* **WRITTEN PROBLEM**
Write out each line word for word. Drop pictures.

## Start

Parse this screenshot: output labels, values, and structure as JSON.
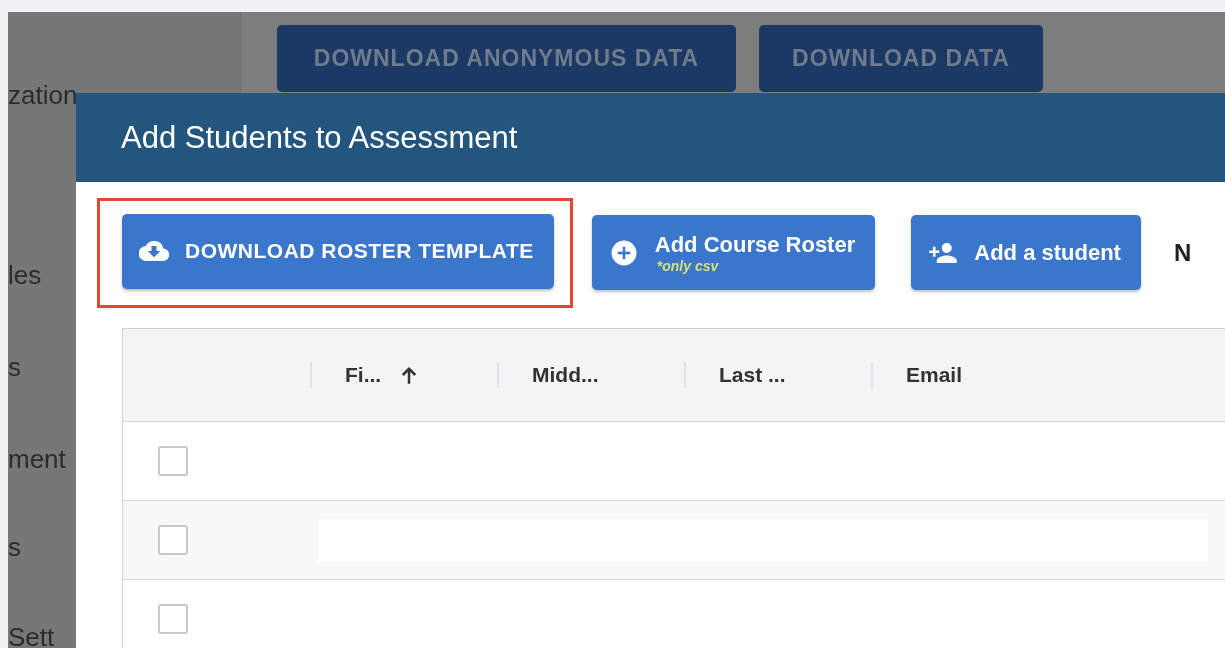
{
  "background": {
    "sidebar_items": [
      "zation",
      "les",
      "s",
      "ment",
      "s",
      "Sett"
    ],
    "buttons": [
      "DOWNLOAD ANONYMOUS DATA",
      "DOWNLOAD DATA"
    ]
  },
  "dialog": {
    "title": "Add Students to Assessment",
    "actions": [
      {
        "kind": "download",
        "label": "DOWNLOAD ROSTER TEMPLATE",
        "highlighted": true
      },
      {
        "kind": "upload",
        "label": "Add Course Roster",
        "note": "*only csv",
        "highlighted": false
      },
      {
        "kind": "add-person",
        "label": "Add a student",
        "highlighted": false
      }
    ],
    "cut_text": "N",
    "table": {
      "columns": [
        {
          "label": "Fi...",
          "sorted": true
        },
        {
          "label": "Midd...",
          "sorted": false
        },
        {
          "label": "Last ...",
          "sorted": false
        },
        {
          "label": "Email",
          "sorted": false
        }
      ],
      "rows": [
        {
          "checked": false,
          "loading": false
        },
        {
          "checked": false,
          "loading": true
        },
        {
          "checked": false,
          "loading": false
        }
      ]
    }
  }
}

## End

* **TASK ANSWER**
Parse this screenshot: output labels, values, and structure as JSON.
{
  "background": {
    "sidebar_items": [
      "zation",
      "les",
      "s",
      "ment",
      "s",
      "Sett"
    ],
    "buttons": [
      "DOWNLOAD ANONYMOUS DATA",
      "DOWNLOAD DATA"
    ]
  },
  "dialog": {
    "title": "Add Students to Assessment",
    "actions": [
      {
        "kind": "download",
        "label": "DOWNLOAD ROSTER TEMPLATE",
        "highlighted": true
      },
      {
        "kind": "upload",
        "label": "Add Course Roster",
        "note": "*only csv",
        "highlighted": false
      },
      {
        "kind": "add-person",
        "label": "Add a student",
        "highlighted": false
      }
    ],
    "cut_text": "N",
    "table": {
      "columns": [
        {
          "label": "Fi...",
          "sorted": true
        },
        {
          "label": "Midd...",
          "sorted": false
        },
        {
          "label": "Last ...",
          "sorted": false
        },
        {
          "label": "Email",
          "sorted": false
        }
      ],
      "rows": [
        {
          "checked": false,
          "loading": false
        },
        {
          "checked": false,
          "loading": true
        },
        {
          "checked": false,
          "loading": false
        }
      ]
    }
  }
}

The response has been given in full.